[DOCUMENT SECTION Boundary: Start]
Skip to main content

3 Valuable Tips for Year-End Business Tax Planning

By: HKA CPAS

Yesterday, partners Blake Will and Jordan Kuhlengel presented their top tax recommendations to end 2022 on the right note. Senior Accountant Kristalyn Shinn recaps her top 3 takeaways for business owners. If you have questions on how HKA can assist, please don’t hesitate to contact us to set an appointment! We can be reached at (314) 993-4285 or Office@hkacpas.com

Business profitability is the key to a successful business. For business owners, year end tax liabilities are a large cash outlay. Understanding what strategies reduce your tax helps businesses keep funds while growing the business and meeting goals. A few ways of reducing tax include large cash outlays on year end purchases or retirement accounts.

Year-end Purchases

Businesses should consider purchasing a capital asset to achieve a tax write off. The most common year-end purchases are vehicles and equipment. The IRS allows deductions based on date placed in service, so make sure the asset is received and has business use in 2022. The deduction for capital purchases is based on MACRS or straight-line depreciation methods, which provide for a deduction over a number of years. To get around the deduction delay, accelerated depreciation can be used. Accelerated depreciation methods include Section 179 and bonus depreciation, which allow for immediate deduction. Keep in mind bonus depreciation is reducing from 100% deduction to 80% in 2023. Depending on your specific tax situation, deduction of capital assets may be better today or delayed to the future.

Accounting Methods

The two most used accounting methods are cash and accrual basis. Cash basis taxpayers have more flexibility to direct their bottom line income. Cash basis taxpayers can purchase additional supplies or pay down payables to accelerate deductions and work out arrangements with customers for a longer payment term to reduce income. However, accrual basis taxpayers income is determined by invoices sent to customers and bills received from vendors; giving them less flexibility to change the bottom line.

Retirement Accounts

Additional tax write-offs can be obtained by investing in retirement plans. Some options of retirement accounts are SEP, 401(k), defined benefit and IRA’s. SEP is the most basic, not necessarily beneficial for business owners. It provides flexibility and ability to contribute 20% of your business income for the year. 401(k) is the most common and has safe harbor and profit sharing options. A defined benefit plan provides the largest deduction and requires a large up-front cash funding. An IRA is an individual retirement account used by a business owner outside of the business.

As you head into year-end business tax planning, consider purchasing additional assets, adjusting cash inflow/outflows or setting up a retirement plan. These may help to reduce your tax outlay next April and create the ability for your company to grow.
[DOCUMENT SECTION Boundary: End]
[AVAILABLE DATA Boundary: Start]
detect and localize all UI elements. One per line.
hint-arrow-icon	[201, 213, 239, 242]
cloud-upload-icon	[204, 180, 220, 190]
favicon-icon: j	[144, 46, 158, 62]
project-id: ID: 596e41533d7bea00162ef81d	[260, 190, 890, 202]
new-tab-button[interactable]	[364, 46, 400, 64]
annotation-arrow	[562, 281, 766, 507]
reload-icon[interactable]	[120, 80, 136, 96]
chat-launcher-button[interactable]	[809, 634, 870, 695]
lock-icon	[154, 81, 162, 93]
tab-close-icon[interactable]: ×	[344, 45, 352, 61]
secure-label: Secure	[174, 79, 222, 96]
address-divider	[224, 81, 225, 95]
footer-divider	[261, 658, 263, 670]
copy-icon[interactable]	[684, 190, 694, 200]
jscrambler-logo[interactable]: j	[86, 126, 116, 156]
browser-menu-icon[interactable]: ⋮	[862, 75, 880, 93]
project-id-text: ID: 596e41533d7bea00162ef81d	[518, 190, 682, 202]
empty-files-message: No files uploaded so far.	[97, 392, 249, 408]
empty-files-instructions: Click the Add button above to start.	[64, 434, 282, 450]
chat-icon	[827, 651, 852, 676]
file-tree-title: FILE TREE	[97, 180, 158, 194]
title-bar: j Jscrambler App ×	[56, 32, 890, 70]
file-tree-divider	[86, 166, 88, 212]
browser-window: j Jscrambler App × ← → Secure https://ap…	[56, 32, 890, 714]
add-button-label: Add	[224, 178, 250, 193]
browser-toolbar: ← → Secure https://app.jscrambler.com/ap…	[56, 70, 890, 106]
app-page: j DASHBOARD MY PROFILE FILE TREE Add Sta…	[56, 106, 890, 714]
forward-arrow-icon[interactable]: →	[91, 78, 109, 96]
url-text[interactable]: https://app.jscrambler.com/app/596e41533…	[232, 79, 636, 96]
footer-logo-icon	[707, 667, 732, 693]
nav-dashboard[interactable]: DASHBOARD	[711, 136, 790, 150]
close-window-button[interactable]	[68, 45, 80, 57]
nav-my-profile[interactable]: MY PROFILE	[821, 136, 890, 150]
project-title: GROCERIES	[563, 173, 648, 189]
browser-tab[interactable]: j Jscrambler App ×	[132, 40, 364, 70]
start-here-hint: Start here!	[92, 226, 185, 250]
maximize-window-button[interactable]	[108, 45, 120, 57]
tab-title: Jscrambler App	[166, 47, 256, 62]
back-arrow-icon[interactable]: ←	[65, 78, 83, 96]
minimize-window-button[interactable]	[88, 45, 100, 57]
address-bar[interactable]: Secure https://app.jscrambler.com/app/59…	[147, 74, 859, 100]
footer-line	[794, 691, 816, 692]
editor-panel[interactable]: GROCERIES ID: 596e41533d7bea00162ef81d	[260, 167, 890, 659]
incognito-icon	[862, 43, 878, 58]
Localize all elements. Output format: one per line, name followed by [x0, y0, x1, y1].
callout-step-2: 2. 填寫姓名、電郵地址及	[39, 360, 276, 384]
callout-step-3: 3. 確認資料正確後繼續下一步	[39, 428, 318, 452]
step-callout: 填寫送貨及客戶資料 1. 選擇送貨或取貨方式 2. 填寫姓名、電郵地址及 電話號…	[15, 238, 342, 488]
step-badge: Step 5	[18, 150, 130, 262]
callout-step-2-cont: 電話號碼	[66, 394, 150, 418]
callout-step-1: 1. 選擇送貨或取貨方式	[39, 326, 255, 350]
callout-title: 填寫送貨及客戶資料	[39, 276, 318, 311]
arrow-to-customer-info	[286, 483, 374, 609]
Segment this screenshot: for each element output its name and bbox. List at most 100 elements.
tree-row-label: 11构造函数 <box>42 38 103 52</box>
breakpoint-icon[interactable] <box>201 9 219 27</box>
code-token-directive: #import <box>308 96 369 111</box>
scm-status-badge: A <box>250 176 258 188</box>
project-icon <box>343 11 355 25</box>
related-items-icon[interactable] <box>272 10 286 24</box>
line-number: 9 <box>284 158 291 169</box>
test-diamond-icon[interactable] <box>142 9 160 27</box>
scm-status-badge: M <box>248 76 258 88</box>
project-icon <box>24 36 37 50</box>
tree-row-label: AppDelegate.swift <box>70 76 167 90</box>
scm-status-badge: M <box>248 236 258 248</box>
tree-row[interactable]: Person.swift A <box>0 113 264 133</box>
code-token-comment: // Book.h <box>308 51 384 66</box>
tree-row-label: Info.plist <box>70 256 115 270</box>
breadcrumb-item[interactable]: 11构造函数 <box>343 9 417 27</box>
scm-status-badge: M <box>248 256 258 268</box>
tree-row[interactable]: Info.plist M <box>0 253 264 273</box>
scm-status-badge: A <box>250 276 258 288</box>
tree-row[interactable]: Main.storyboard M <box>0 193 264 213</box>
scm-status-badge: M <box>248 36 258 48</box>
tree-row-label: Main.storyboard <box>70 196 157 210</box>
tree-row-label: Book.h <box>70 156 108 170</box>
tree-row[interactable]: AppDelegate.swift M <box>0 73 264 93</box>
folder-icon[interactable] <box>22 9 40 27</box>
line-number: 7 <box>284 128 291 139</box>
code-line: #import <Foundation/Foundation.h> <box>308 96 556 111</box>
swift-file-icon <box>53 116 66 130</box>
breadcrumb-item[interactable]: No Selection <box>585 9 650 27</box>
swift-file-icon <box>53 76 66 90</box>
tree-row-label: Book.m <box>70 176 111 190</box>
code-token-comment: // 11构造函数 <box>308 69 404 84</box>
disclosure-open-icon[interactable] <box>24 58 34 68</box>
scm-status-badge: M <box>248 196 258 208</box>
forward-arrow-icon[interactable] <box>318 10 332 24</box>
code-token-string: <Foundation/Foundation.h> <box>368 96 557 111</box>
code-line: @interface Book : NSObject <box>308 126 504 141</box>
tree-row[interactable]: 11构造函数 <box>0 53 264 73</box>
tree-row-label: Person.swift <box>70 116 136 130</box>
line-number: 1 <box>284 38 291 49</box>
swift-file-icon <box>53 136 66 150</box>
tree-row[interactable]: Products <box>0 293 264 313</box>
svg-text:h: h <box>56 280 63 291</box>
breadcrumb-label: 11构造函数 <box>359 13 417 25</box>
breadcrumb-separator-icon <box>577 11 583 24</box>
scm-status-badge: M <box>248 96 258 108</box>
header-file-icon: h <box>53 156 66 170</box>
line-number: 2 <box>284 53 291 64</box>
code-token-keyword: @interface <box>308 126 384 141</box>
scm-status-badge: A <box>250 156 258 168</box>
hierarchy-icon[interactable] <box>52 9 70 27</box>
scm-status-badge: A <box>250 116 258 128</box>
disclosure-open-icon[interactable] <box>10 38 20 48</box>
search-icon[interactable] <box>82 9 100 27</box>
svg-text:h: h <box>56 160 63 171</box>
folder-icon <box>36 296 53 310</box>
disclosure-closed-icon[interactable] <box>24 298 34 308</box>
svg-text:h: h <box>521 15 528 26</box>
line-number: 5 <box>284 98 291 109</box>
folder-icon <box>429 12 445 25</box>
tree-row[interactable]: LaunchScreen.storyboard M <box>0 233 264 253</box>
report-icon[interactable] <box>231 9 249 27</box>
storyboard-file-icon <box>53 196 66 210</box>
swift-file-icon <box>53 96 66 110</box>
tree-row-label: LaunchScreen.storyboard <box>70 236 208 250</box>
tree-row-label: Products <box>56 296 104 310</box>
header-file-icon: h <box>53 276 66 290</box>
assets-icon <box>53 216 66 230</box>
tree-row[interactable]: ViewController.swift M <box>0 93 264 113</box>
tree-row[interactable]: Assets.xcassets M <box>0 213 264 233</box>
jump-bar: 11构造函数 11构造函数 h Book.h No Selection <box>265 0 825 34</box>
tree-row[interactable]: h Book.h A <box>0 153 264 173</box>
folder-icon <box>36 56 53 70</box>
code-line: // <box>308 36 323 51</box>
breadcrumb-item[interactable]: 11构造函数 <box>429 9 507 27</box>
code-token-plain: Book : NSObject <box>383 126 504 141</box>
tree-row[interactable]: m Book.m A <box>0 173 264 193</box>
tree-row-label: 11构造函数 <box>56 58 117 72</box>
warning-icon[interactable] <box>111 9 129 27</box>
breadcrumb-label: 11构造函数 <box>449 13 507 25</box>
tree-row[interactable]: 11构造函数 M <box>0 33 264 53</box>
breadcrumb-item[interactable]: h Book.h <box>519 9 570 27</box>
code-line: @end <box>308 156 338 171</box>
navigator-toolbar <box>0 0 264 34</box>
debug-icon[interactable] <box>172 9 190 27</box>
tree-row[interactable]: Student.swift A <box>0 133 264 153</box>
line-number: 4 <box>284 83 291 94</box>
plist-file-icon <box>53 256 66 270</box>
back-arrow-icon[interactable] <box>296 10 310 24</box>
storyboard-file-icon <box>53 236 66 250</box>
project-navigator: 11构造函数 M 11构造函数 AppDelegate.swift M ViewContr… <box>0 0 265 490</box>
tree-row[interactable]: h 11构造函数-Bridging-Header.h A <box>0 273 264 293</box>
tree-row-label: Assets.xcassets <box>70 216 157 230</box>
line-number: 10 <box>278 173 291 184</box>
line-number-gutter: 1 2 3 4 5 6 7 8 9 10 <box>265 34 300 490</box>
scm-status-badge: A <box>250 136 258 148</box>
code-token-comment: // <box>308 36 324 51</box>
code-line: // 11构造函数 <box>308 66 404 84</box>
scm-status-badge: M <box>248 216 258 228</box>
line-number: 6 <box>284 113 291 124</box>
[AVAILABLE DATA Boundary: End]
ACTION ITEM: According to the year-end tax planning article, which type of retirement plan provides the largest deduction? The records were taken from a different source.

EXERCISE OUTPUT: A defined benefit plan.